"""
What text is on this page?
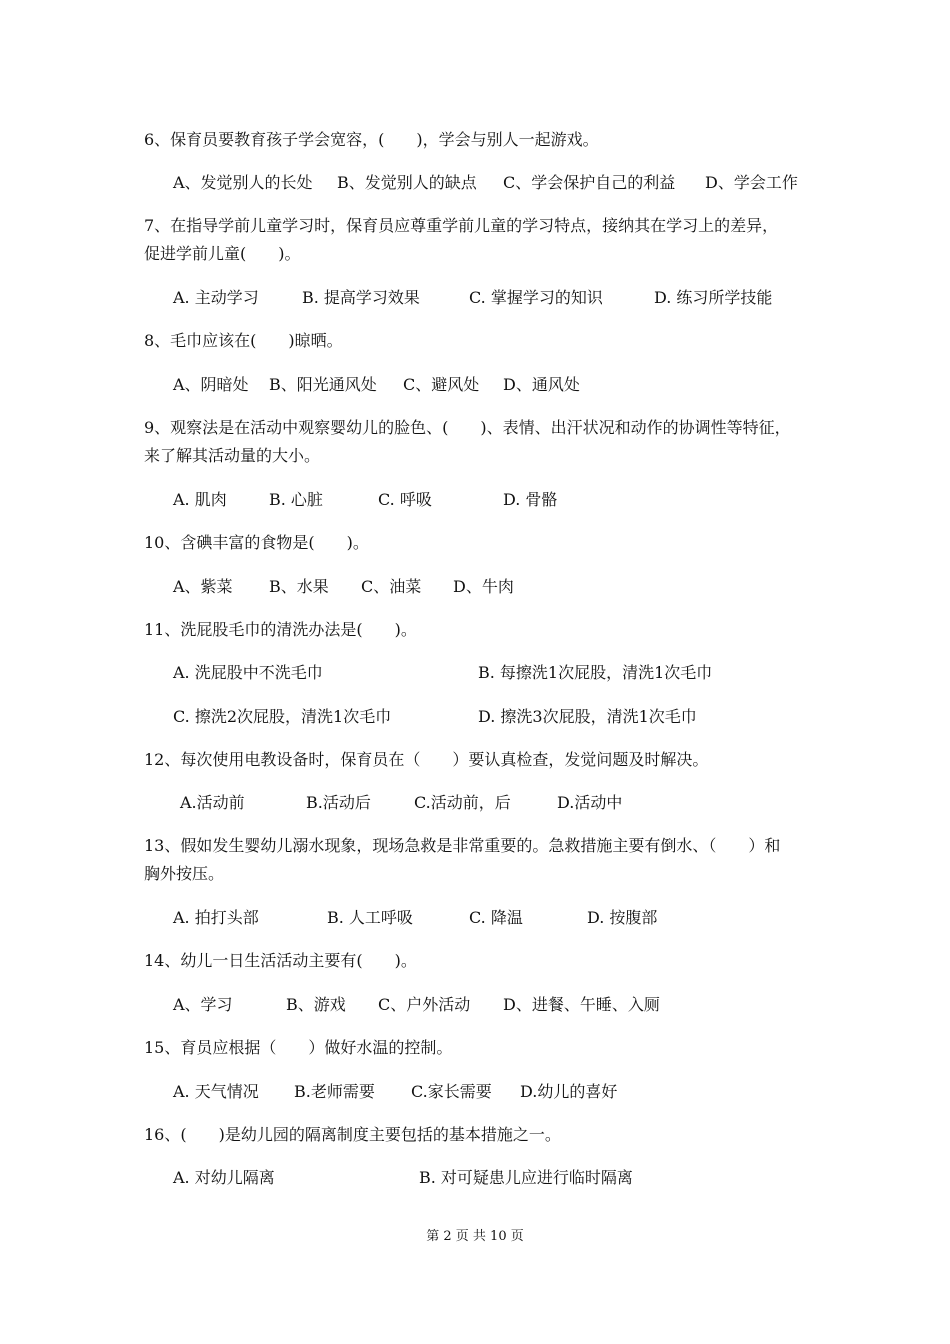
6、保育员要教育孩子学会宽容，(　　)，学会与别人一起游戏。
A、发觉别人的长处 B、发觉别人的缺点 C、学会保护自己的利益 D、学会工作
7、在指导学前儿童学习时，保育员应尊重学前儿童的学习特点，接纳其在学习上的差异，
促进学前儿童(　　)。
A. 主动学习	B. 提高学习效果	C. 掌握学习的知识	D. 练习所学技能
8、毛巾应该在(　　)晾晒。
A、阴暗处 B、阳光通风处 C、避风处 D、通风处
9、观察法是在活动中观察婴幼儿的脸色、(　　)、表情、出汗状况和动作的协调性等特征，
来了解其活动量的大小。
A. 肌肉	B. 心脏	C. 呼吸	D. 骨骼
10、含碘丰富的食物是(　　)。
A、紫菜 B、水果 C、油菜 D、牛肉
11、洗屁股毛巾的清洗办法是(　　)。
A. 洗屁股中不洗毛巾	B. 每擦洗1次屁股，清洗1次毛巾
C. 擦洗2次屁股，清洗1次毛巾	D. 擦洗3次屁股，清洗1次毛巾
12、每次使用电教设备时，保育员在（　　）要认真检查，发觉问题及时解决。
A.活动前	B.活动后	C.活动前，后	D.活动中
13、假如发生婴幼儿溺水现象，现场急救是非常重要的。急救措施主要有倒水、（　　）和
胸外按压。
A. 拍打头部	B. 人工呼吸	C. 降温	D. 按腹部
14、幼儿一日生活活动主要有(　　)。
A、学习	B、游戏 C、户外活动 D、进餐、午睡、入厕
15、育员应根据（　　）做好水温的控制。
A. 天气情况 B.老师需要 C.家长需要 D.幼儿的喜好
16、(　　)是幼儿园的隔离制度主要包括的基本措施之一。
A. 对幼儿隔离	B. 对可疑患儿应进行临时隔离
第 2 页 共 10 页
"""
GOAL = Exactly reproduce each record, leaving out any pictures.

WRITTEN REPLY =
What text is on this page?
6、保育员要教育孩子学会宽容，(　　)，学会与别人一起游戏。
A、发觉别人的长处 B、发觉别人的缺点 C、学会保护自己的利益 D、学会工作
7、在指导学前儿童学习时，保育员应尊重学前儿童的学习特点，接纳其在学习上的差异，
促进学前儿童(　　)。
A. 主动学习	B. 提高学习效果	C. 掌握学习的知识	D. 练习所学技能
8、毛巾应该在(　　)晾晒。
A、阴暗处 B、阳光通风处 C、避风处 D、通风处
9、观察法是在活动中观察婴幼儿的脸色、(　　)、表情、出汗状况和动作的协调性等特征，
来了解其活动量的大小。
A. 肌肉	B. 心脏	C. 呼吸	D. 骨骼
10、含碘丰富的食物是(　　)。
A、紫菜 B、水果 C、油菜 D、牛肉
11、洗屁股毛巾的清洗办法是(　　)。
A. 洗屁股中不洗毛巾	B. 每擦洗1次屁股，清洗1次毛巾
C. 擦洗2次屁股，清洗1次毛巾	D. 擦洗3次屁股，清洗1次毛巾
12、每次使用电教设备时，保育员在（　　）要认真检查，发觉问题及时解决。
A.活动前	B.活动后	C.活动前，后	D.活动中
13、假如发生婴幼儿溺水现象，现场急救是非常重要的。急救措施主要有倒水、（　　）和
胸外按压。
A. 拍打头部	B. 人工呼吸	C. 降温	D. 按腹部
14、幼儿一日生活活动主要有(　　)。
A、学习	B、游戏 C、户外活动 D、进餐、午睡、入厕
15、育员应根据（　　）做好水温的控制。
A. 天气情况 B.老师需要 C.家长需要 D.幼儿的喜好
16、(　　)是幼儿园的隔离制度主要包括的基本措施之一。
A. 对幼儿隔离	B. 对可疑患儿应进行临时隔离
第 2 页 共 10 页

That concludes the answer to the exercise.